### PROBLEM DETAILS
Keep only the lines that hold the string "JSON", filtering out the rest of the entries below.

__________________________________________________

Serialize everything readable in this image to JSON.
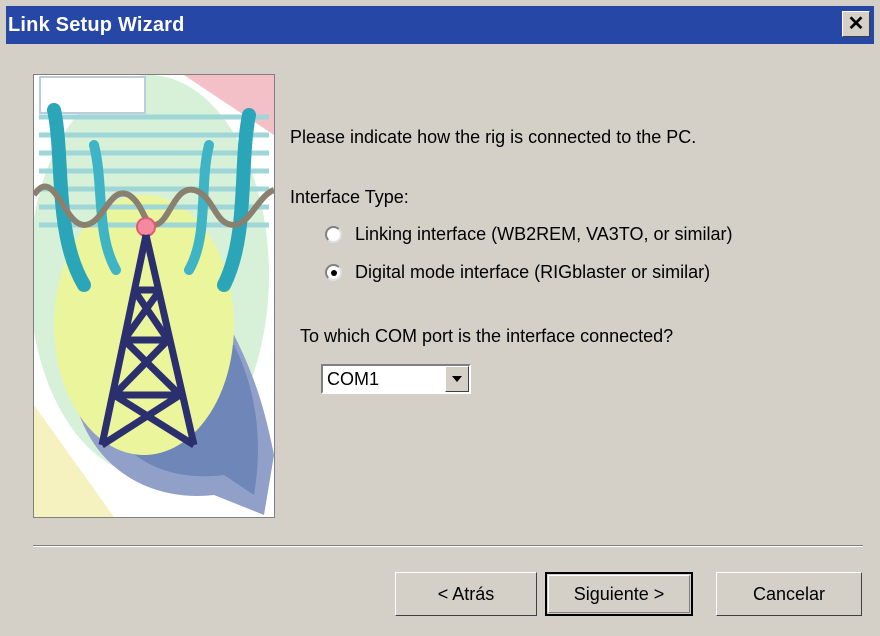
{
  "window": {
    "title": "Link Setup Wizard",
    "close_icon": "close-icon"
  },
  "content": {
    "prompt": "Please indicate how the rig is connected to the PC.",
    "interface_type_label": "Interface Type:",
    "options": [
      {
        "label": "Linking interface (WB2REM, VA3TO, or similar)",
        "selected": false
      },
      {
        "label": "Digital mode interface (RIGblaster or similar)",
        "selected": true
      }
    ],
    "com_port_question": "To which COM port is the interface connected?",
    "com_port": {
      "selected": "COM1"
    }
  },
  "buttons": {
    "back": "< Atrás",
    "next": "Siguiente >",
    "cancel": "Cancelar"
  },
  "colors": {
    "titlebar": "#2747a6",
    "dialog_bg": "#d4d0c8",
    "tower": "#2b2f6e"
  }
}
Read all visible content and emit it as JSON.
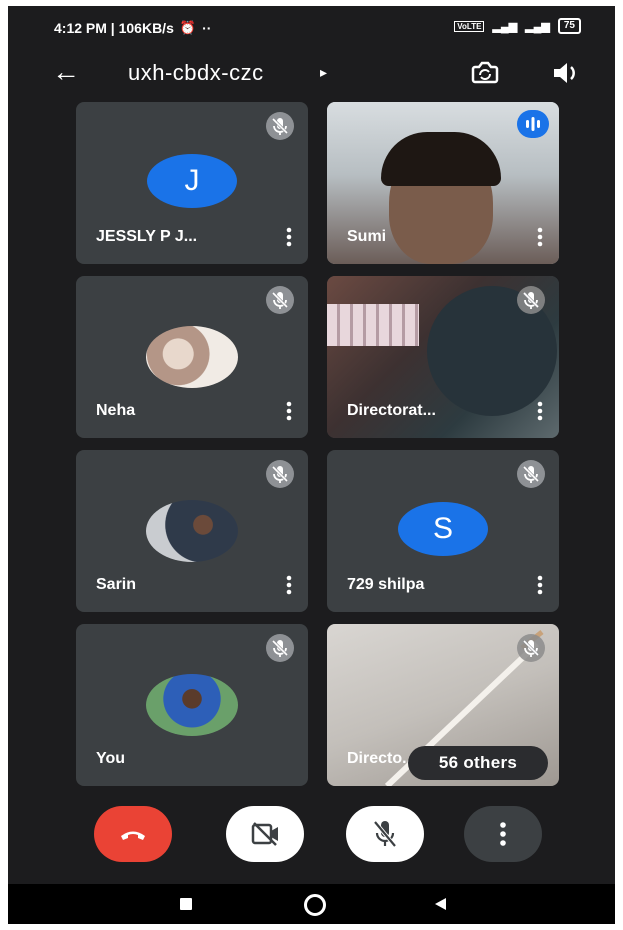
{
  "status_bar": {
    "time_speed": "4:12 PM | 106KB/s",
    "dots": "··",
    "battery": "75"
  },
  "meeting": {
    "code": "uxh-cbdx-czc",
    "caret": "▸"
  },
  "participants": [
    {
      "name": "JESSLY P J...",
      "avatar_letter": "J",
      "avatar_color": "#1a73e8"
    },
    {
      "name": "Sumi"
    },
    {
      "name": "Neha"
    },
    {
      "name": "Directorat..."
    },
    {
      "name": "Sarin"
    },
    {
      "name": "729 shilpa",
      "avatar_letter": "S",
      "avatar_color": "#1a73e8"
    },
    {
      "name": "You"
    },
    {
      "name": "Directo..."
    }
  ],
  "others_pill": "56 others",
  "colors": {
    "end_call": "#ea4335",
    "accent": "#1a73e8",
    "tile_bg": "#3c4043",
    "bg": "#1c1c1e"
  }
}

__________________________________________________

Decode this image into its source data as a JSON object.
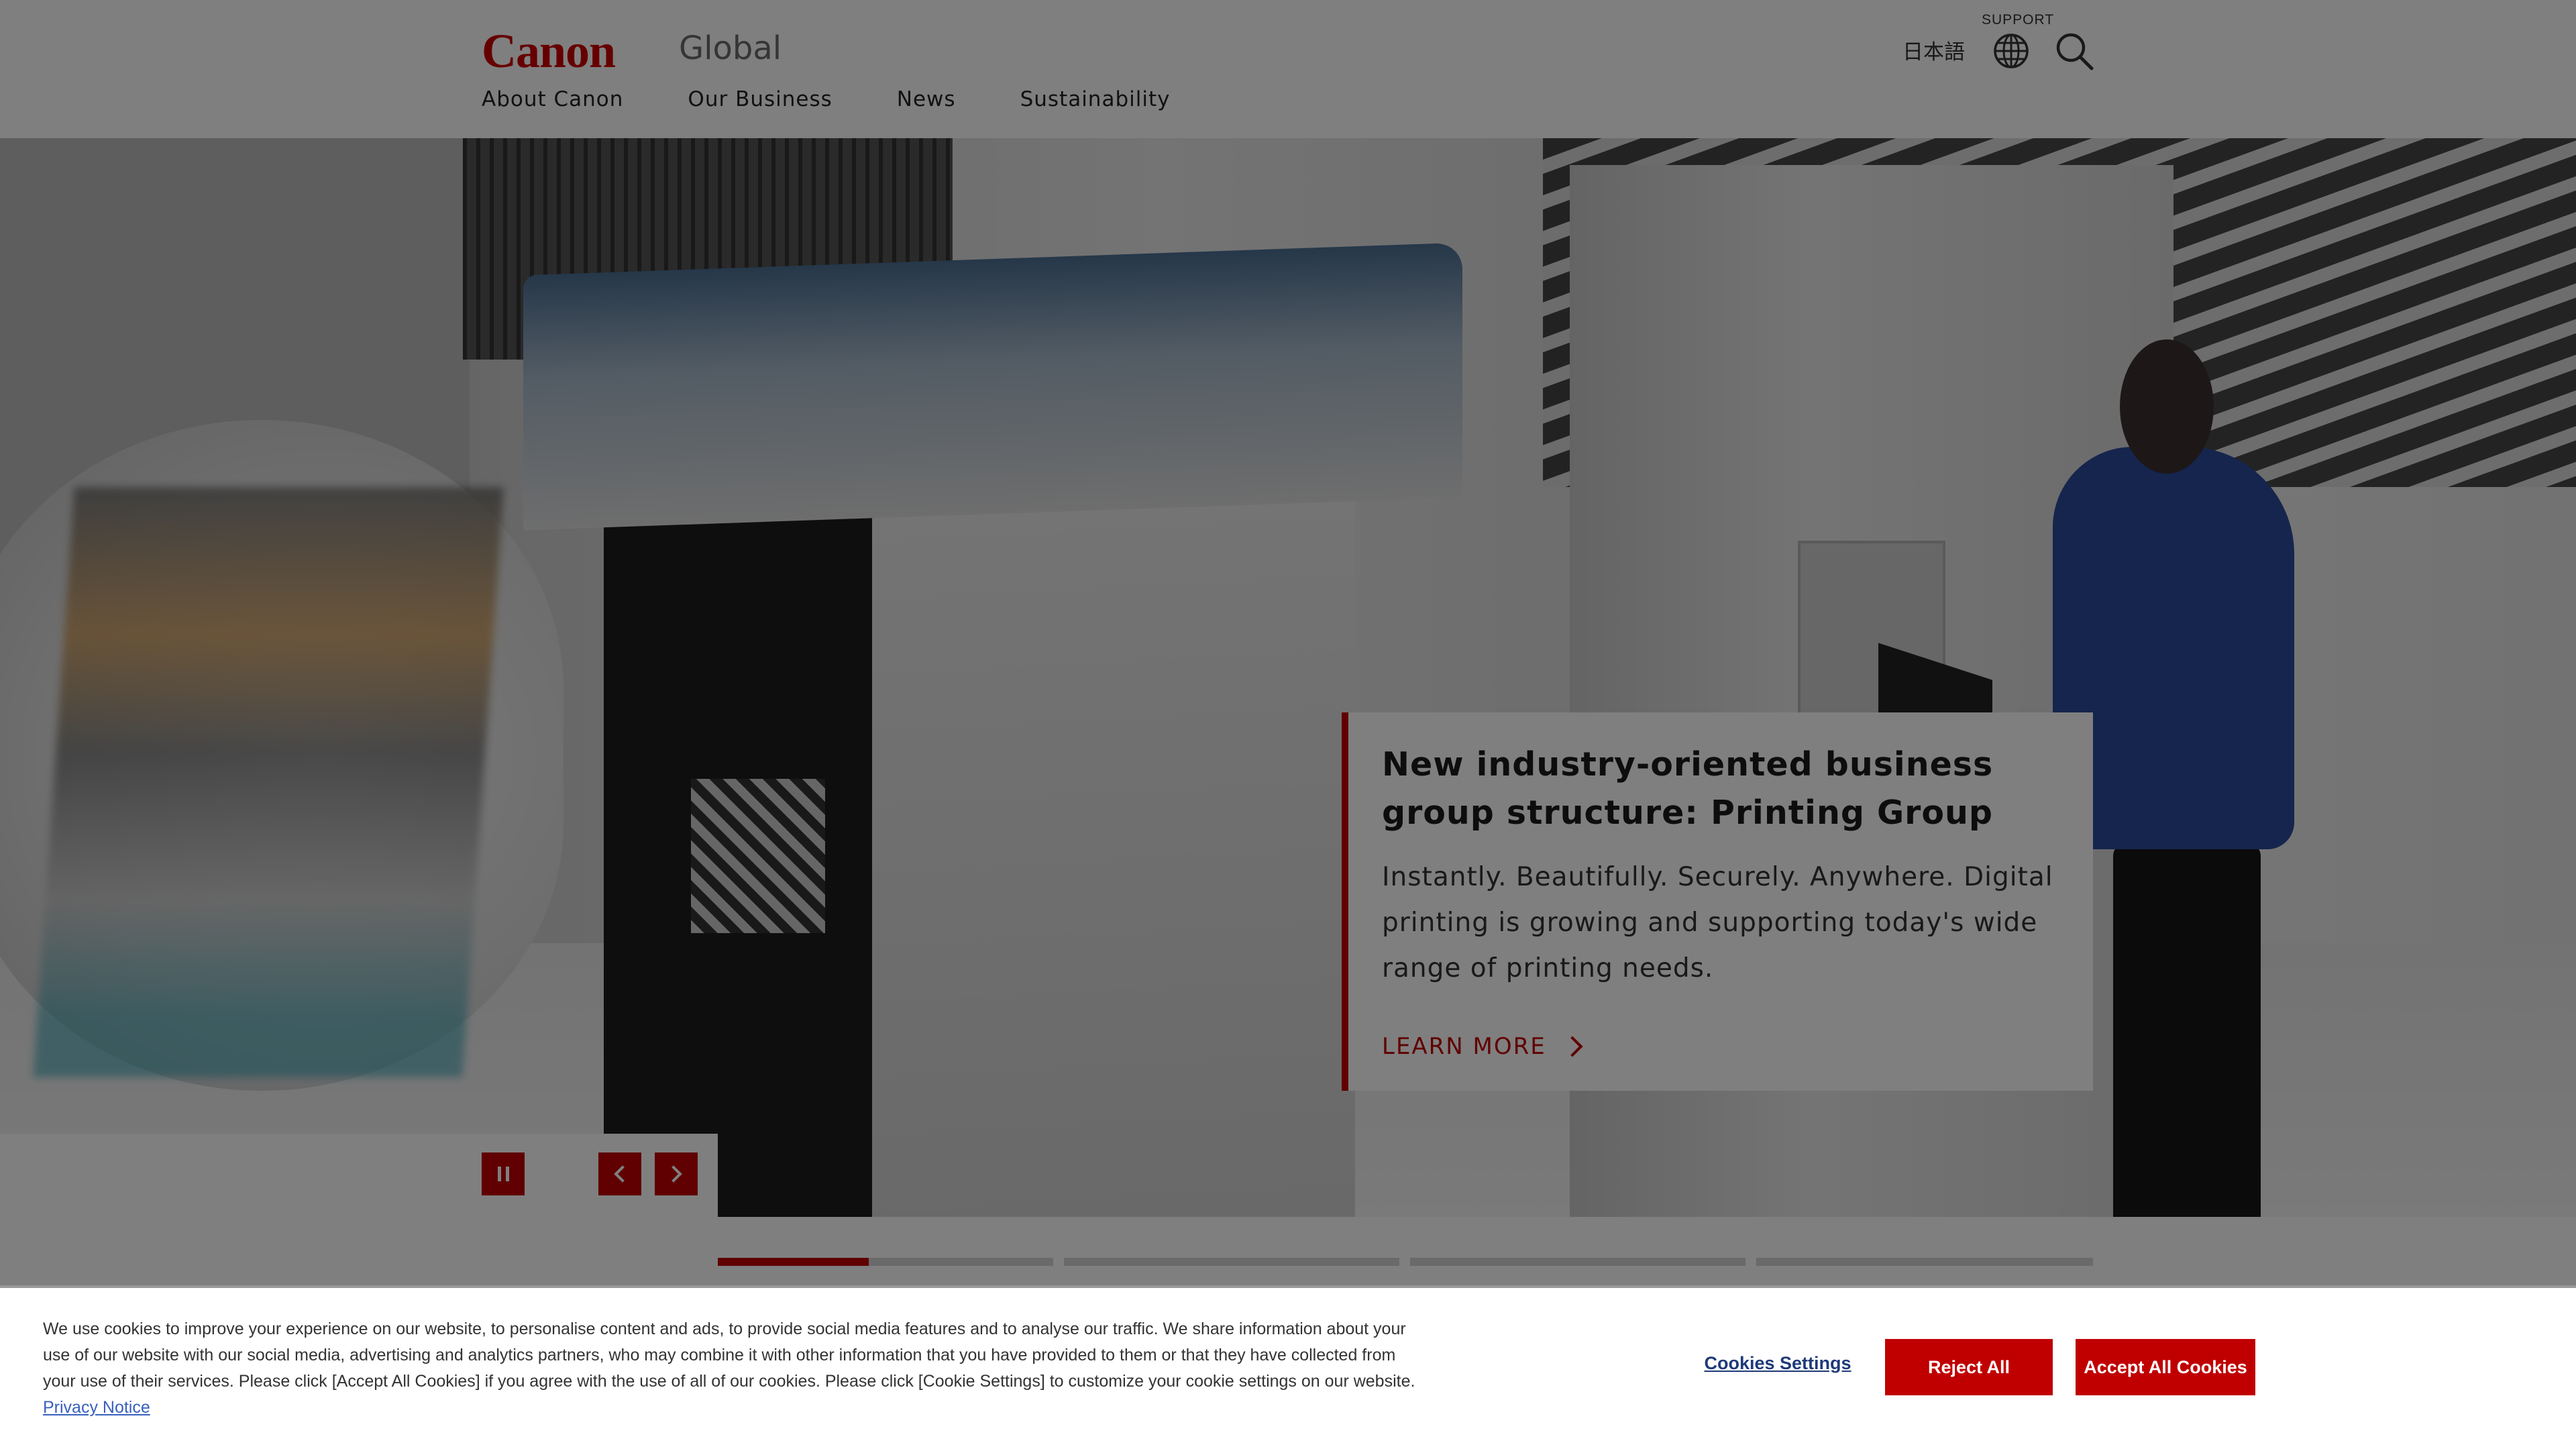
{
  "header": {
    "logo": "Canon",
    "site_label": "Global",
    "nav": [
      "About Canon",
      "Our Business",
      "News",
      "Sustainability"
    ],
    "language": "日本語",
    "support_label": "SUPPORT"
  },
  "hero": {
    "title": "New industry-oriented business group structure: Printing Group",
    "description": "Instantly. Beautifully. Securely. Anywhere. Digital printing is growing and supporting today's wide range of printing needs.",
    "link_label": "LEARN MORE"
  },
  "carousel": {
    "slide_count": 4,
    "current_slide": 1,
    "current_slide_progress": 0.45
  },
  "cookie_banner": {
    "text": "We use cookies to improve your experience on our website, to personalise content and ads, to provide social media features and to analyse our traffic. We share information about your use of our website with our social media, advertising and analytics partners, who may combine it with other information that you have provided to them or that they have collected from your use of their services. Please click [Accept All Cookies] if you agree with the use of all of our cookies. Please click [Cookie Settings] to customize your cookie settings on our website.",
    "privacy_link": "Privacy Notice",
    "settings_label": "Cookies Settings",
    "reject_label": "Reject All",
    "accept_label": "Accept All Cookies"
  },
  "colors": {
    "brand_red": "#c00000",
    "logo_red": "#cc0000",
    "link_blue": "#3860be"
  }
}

__________________________________________________

### TASK OUTPUT
Serialize everything readable in this image to JSON.
Read all visible content and emit it as JSON.
Decode this image into its source data as a JSON object.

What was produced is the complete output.